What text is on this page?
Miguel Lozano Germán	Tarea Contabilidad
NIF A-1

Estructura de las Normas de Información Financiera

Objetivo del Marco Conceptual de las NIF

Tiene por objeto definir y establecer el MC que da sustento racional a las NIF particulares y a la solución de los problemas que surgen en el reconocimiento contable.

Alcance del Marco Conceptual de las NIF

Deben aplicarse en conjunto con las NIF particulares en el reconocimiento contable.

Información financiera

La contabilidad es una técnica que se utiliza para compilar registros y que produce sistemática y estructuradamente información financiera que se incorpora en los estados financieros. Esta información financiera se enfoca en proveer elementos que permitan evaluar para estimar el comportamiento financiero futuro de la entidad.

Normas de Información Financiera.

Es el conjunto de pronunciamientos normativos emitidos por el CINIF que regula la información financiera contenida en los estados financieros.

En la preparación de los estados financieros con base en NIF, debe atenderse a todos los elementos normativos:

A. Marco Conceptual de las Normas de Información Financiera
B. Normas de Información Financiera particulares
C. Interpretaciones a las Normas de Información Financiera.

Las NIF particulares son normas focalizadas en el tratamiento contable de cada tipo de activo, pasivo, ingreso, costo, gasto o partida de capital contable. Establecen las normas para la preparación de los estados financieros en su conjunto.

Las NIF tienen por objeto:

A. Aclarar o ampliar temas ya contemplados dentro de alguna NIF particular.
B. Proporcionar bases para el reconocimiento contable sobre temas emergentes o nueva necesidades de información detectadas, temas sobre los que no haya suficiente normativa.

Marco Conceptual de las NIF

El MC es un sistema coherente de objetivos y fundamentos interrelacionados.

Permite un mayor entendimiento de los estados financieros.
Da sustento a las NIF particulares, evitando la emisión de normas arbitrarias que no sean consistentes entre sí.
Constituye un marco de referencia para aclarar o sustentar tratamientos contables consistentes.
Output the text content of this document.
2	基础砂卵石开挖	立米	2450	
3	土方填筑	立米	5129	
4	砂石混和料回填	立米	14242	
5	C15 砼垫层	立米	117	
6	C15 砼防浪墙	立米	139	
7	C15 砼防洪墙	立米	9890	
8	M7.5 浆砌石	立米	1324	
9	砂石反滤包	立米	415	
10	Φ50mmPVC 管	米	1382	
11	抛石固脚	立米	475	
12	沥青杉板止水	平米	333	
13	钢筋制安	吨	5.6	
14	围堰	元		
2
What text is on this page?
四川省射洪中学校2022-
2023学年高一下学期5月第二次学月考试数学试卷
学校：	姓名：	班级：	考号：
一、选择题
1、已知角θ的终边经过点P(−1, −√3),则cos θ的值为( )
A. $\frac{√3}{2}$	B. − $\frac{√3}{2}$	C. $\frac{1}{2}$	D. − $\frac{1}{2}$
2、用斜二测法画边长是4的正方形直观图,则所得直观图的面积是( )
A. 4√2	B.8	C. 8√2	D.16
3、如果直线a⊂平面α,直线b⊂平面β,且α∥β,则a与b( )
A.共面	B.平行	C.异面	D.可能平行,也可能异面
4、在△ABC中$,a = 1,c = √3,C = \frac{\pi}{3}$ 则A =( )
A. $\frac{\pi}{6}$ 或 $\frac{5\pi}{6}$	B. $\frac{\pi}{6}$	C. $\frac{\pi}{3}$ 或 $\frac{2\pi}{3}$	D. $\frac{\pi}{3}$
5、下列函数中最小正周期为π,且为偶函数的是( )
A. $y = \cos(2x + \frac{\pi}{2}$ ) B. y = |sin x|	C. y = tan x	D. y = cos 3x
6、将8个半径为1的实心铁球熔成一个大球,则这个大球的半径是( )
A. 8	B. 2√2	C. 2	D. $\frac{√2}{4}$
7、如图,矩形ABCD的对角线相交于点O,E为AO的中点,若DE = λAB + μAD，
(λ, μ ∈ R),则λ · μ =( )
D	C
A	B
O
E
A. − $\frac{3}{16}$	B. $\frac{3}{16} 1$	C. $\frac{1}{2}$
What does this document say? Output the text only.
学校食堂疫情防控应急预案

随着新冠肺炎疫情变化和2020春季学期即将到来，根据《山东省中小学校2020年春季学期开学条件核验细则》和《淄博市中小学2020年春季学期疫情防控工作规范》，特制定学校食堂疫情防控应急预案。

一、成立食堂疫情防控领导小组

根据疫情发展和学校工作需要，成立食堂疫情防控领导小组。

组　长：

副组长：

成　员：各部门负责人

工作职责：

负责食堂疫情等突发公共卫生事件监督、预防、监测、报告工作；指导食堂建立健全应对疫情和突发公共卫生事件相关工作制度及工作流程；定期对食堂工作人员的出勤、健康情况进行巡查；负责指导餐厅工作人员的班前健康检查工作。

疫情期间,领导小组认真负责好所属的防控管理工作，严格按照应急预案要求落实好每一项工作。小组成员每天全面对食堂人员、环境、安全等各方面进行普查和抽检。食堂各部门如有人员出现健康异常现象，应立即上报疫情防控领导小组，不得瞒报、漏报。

What you should do: Copy down every line of the material above that includes the string "sustento".

Output:
Tiene por objeto definir y establecer el MC que da sustento racional a las NIF particulares y a la solución de los problemas que surgen en el reconocimiento contable.
Da sustento a las NIF particulares, evitando la emisión de normas arbitrarias que no sean consistentes entre sí.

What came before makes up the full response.